WHAT YOU NEED TO DO: Transcribe every entry word for word. Skip the pictures.

Records contained in a dataset:
+++++

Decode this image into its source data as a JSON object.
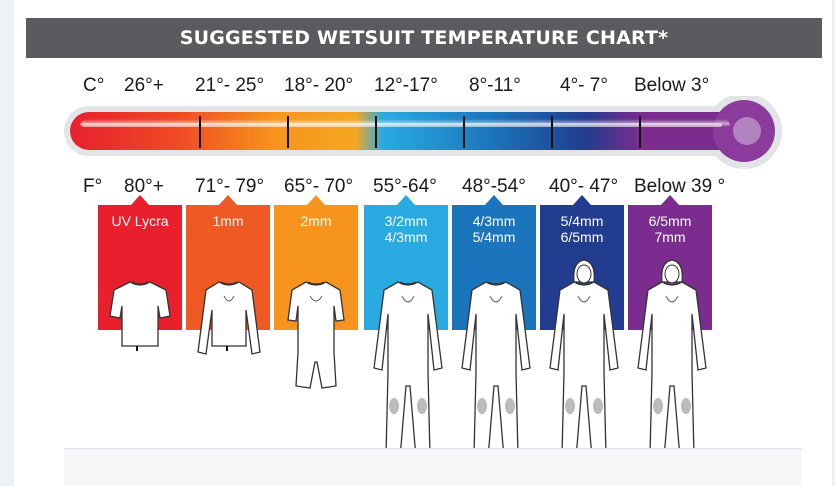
{
  "title": "SUGGESTED WETSUIT TEMPERATURE CHART*",
  "celsius": {
    "unit_label": "C°",
    "ranges": [
      "26°+",
      "21°- 25°",
      "18°- 20°",
      "12°-17°",
      "8°-11°",
      "4°- 7°",
      "Below 3°"
    ]
  },
  "fahrenheit": {
    "unit_label": "F°",
    "ranges": [
      "80°+",
      "71°- 79°",
      "65°- 70°",
      "55°-64°",
      "48°-54°",
      "40°- 47°",
      "Below 39 °"
    ]
  },
  "suits": [
    {
      "lines": [
        "UV Lycra"
      ],
      "color": "#e8202e",
      "figure": "rash-guard-icon"
    },
    {
      "lines": [
        "1mm"
      ],
      "color": "#ef5a24",
      "figure": "long-sleeve-top-icon"
    },
    {
      "lines": [
        "2mm"
      ],
      "color": "#f7941d",
      "figure": "springsuit-icon"
    },
    {
      "lines": [
        "3/2mm",
        "4/3mm"
      ],
      "color": "#29abe2",
      "figure": "fullsuit-icon"
    },
    {
      "lines": [
        "4/3mm",
        "5/4mm"
      ],
      "color": "#1b75bc",
      "figure": "fullsuit-icon"
    },
    {
      "lines": [
        "5/4mm",
        "6/5mm"
      ],
      "color": "#223c8f",
      "figure": "hooded-fullsuit-icon"
    },
    {
      "lines": [
        "6/5mm",
        "7mm"
      ],
      "color": "#7b2c8f",
      "figure": "hooded-fullsuit-icon"
    }
  ],
  "colors": {
    "title_bar": "#5a5b5e",
    "thermo_hot": "#e8202e",
    "thermo_cold": "#7b2c8f",
    "thermo_bulb": "#8a3b9b"
  }
}
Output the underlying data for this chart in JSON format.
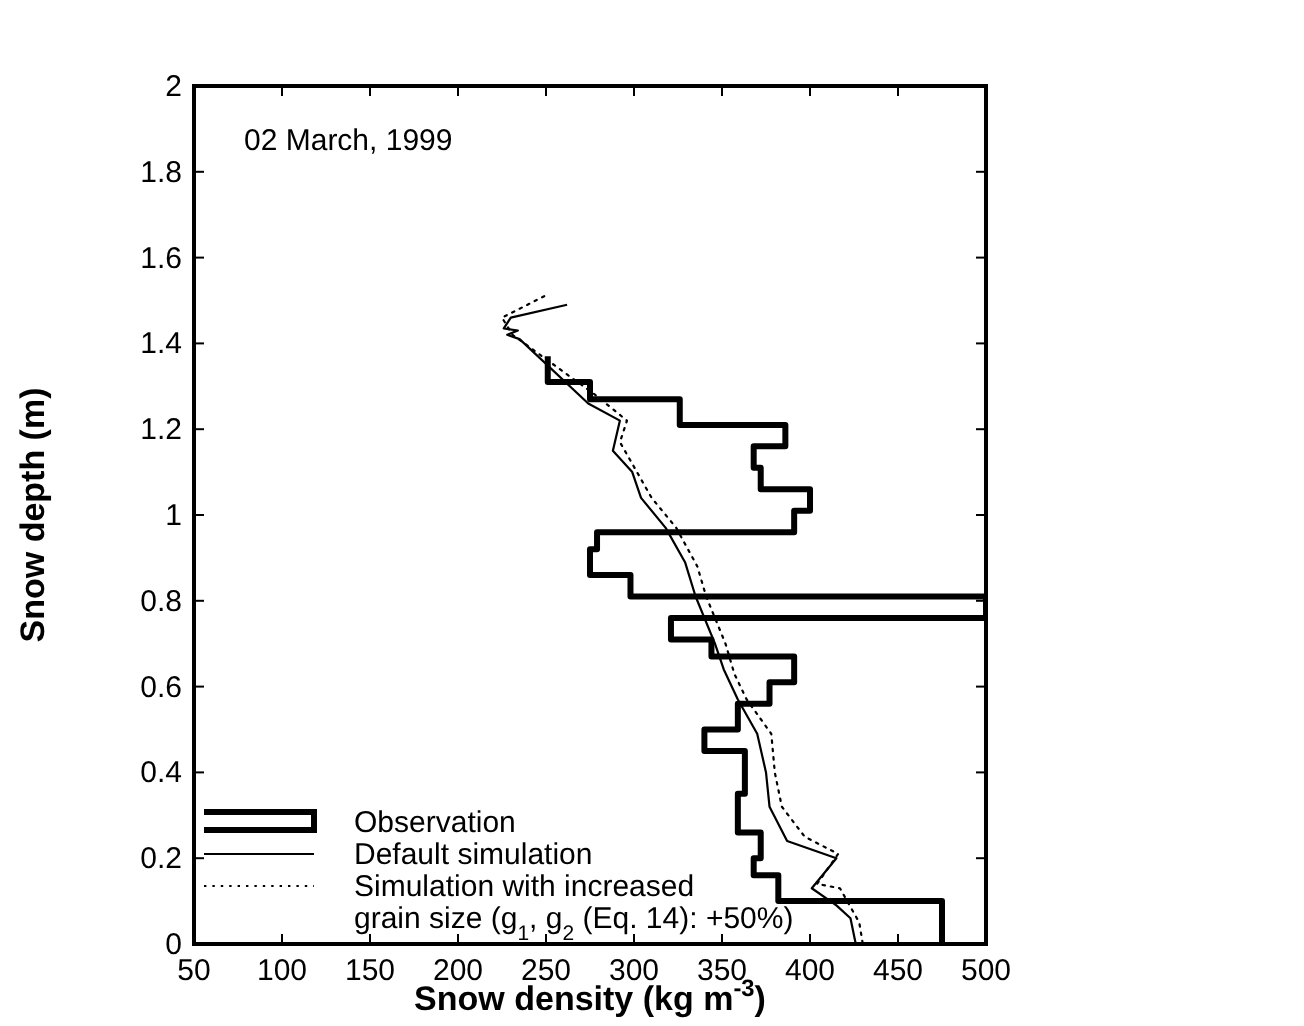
{
  "chart_data": {
    "type": "line",
    "xlabel": "Snow density (kg m$^{-3}$)",
    "ylabel": "Snow depth (m)",
    "annotations": [
      "02 March, 1999"
    ],
    "xlim": [
      50,
      500
    ],
    "xticks": [
      50,
      100,
      150,
      200,
      250,
      300,
      350,
      400,
      450,
      500
    ],
    "ylim": [
      0,
      2
    ],
    "yticks": [
      0,
      0.2,
      0.4,
      0.6,
      0.8,
      1,
      1.2,
      1.4,
      1.6,
      1.8,
      2
    ],
    "grid": false,
    "legend": "bottom left",
    "series": [
      {
        "name": "Observation",
        "color": "#000000",
        "line_style": "solid",
        "x": [
          251,
          251,
          275,
          275,
          326,
          326,
          386,
          386,
          368,
          368,
          372,
          372,
          400,
          400,
          391,
          391,
          279,
          279,
          275,
          275,
          298,
          298,
          500,
          500,
          321,
          321,
          344,
          344,
          391,
          391,
          377,
          377,
          359,
          359,
          340,
          340,
          363,
          363,
          359,
          359,
          372,
          372,
          368,
          368,
          382,
          382,
          475,
          475
        ],
        "values": [
          1.37,
          1.31,
          1.31,
          1.27,
          1.27,
          1.21,
          1.21,
          1.16,
          1.16,
          1.11,
          1.11,
          1.06,
          1.06,
          1.01,
          1.01,
          0.96,
          0.96,
          0.92,
          0.92,
          0.86,
          0.86,
          0.81,
          0.81,
          0.76,
          0.76,
          0.71,
          0.71,
          0.67,
          0.67,
          0.61,
          0.61,
          0.56,
          0.56,
          0.5,
          0.5,
          0.45,
          0.45,
          0.35,
          0.35,
          0.26,
          0.26,
          0.2,
          0.2,
          0.16,
          0.16,
          0.1,
          0.1,
          0
        ]
      },
      {
        "name": "Default simulation",
        "color": "#000000",
        "line_style": "solid",
        "x": [
          262,
          230,
          226,
          234,
          228,
          235,
          274,
          292,
          288,
          299,
          304,
          318,
          329,
          335,
          346,
          351,
          359,
          370,
          375,
          377,
          387,
          415,
          401,
          415,
          423,
          426
        ],
        "values": [
          1.49,
          1.46,
          1.435,
          1.43,
          1.42,
          1.41,
          1.26,
          1.22,
          1.15,
          1.1,
          1.04,
          0.97,
          0.89,
          0.81,
          0.7,
          0.64,
          0.57,
          0.49,
          0.4,
          0.32,
          0.24,
          0.2,
          0.13,
          0.09,
          0.06,
          0
        ]
      },
      {
        "name": "Simulation with increased grain size (g$_{1}$, g$_{2}$ (Eq. 14): +50%)",
        "color": "#000000",
        "line_style": "dotted",
        "x": [
          249,
          225,
          231,
          278,
          296,
          292,
          310,
          324,
          336,
          341,
          352,
          357,
          364,
          378,
          380,
          384,
          397,
          416,
          404,
          417,
          428,
          430
        ],
        "values": [
          1.51,
          1.46,
          1.42,
          1.28,
          1.22,
          1.17,
          1.04,
          0.97,
          0.88,
          0.81,
          0.7,
          0.63,
          0.57,
          0.49,
          0.4,
          0.32,
          0.25,
          0.21,
          0.14,
          0.13,
          0.05,
          0
        ]
      }
    ]
  }
}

+++++

REPLY TO THE EXERCISE:
Decode this image into its source data as a JSON object.
{
  "title": "SUGGESTED WETSUIT TEMPERATURE CHART*",
  "celsius": {
    "unit_label": "C°",
    "ranges": [
      "26°+",
      "21°- 25°",
      "18°- 20°",
      "12°-17°",
      "8°-11°",
      "4°- 7°",
      "Below 3°"
    ]
  },
  "fahrenheit": {
    "unit_label": "F°",
    "ranges": [
      "80°+",
      "71°- 79°",
      "65°- 70°",
      "55°-64°",
      "48°-54°",
      "40°- 47°",
      "Below 39 °"
    ]
  },
  "suits": [
    {
      "lines": [
        "UV Lycra"
      ],
      "color": "#e8202e",
      "figure": "rash-guard-icon"
    },
    {
      "lines": [
        "1mm"
      ],
      "color": "#ef5a24",
      "figure": "long-sleeve-top-icon"
    },
    {
      "lines": [
        "2mm"
      ],
      "color": "#f7941d",
      "figure": "springsuit-icon"
    },
    {
      "lines": [
        "3/2mm",
        "4/3mm"
      ],
      "color": "#29abe2",
      "figure": "fullsuit-icon"
    },
    {
      "lines": [
        "4/3mm",
        "5/4mm"
      ],
      "color": "#1b75bc",
      "figure": "fullsuit-icon"
    },
    {
      "lines": [
        "5/4mm",
        "6/5mm"
      ],
      "color": "#223c8f",
      "figure": "hooded-fullsuit-icon"
    },
    {
      "lines": [
        "6/5mm",
        "7mm"
      ],
      "color": "#7b2c8f",
      "figure": "hooded-fullsuit-icon"
    }
  ],
  "colors": {
    "title_bar": "#5a5b5e",
    "thermo_hot": "#e8202e",
    "thermo_cold": "#7b2c8f",
    "thermo_bulb": "#8a3b9b"
  }
}
Output the underlying data for this chart in JSON format.
{
  "chart_data": {
    "type": "line",
    "xlabel": "Snow density (kg m$^{-3}$)",
    "ylabel": "Snow depth (m)",
    "annotations": [
      "02 March, 1999"
    ],
    "xlim": [
      50,
      500
    ],
    "xticks": [
      50,
      100,
      150,
      200,
      250,
      300,
      350,
      400,
      450,
      500
    ],
    "ylim": [
      0,
      2
    ],
    "yticks": [
      0,
      0.2,
      0.4,
      0.6,
      0.8,
      1,
      1.2,
      1.4,
      1.6,
      1.8,
      2
    ],
    "grid": false,
    "legend": "bottom left",
    "series": [
      {
        "name": "Observation",
        "color": "#000000",
        "line_style": "solid",
        "x": [
          251,
          251,
          275,
          275,
          326,
          326,
          386,
          386,
          368,
          368,
          372,
          372,
          400,
          400,
          391,
          391,
          279,
          279,
          275,
          275,
          298,
          298,
          500,
          500,
          321,
          321,
          344,
          344,
          391,
          391,
          377,
          377,
          359,
          359,
          340,
          340,
          363,
          363,
          359,
          359,
          372,
          372,
          368,
          368,
          382,
          382,
          475,
          475
        ],
        "values": [
          1.37,
          1.31,
          1.31,
          1.27,
          1.27,
          1.21,
          1.21,
          1.16,
          1.16,
          1.11,
          1.11,
          1.06,
          1.06,
          1.01,
          1.01,
          0.96,
          0.96,
          0.92,
          0.92,
          0.86,
          0.86,
          0.81,
          0.81,
          0.76,
          0.76,
          0.71,
          0.71,
          0.67,
          0.67,
          0.61,
          0.61,
          0.56,
          0.56,
          0.5,
          0.5,
          0.45,
          0.45,
          0.35,
          0.35,
          0.26,
          0.26,
          0.2,
          0.2,
          0.16,
          0.16,
          0.1,
          0.1,
          0
        ]
      },
      {
        "name": "Default simulation",
        "color": "#000000",
        "line_style": "solid",
        "x": [
          262,
          230,
          226,
          234,
          228,
          235,
          274,
          292,
          288,
          299,
          304,
          318,
          329,
          335,
          346,
          351,
          359,
          370,
          375,
          377,
          387,
          415,
          401,
          415,
          423,
          426
        ],
        "values": [
          1.49,
          1.46,
          1.435,
          1.43,
          1.42,
          1.41,
          1.26,
          1.22,
          1.15,
          1.1,
          1.04,
          0.97,
          0.89,
          0.81,
          0.7,
          0.64,
          0.57,
          0.49,
          0.4,
          0.32,
          0.24,
          0.2,
          0.13,
          0.09,
          0.06,
          0
        ]
      },
      {
        "name": "Simulation with increased grain size (g$_{1}$, g$_{2}$ (Eq. 14): +50%)",
        "color": "#000000",
        "line_style": "dotted",
        "x": [
          249,
          225,
          231,
          278,
          296,
          292,
          310,
          324,
          336,
          341,
          352,
          357,
          364,
          378,
          380,
          384,
          397,
          416,
          404,
          417,
          428,
          430
        ],
        "values": [
          1.51,
          1.46,
          1.42,
          1.28,
          1.22,
          1.17,
          1.04,
          0.97,
          0.88,
          0.81,
          0.7,
          0.63,
          0.57,
          0.49,
          0.4,
          0.32,
          0.25,
          0.21,
          0.14,
          0.13,
          0.05,
          0
        ]
      }
    ]
  }
}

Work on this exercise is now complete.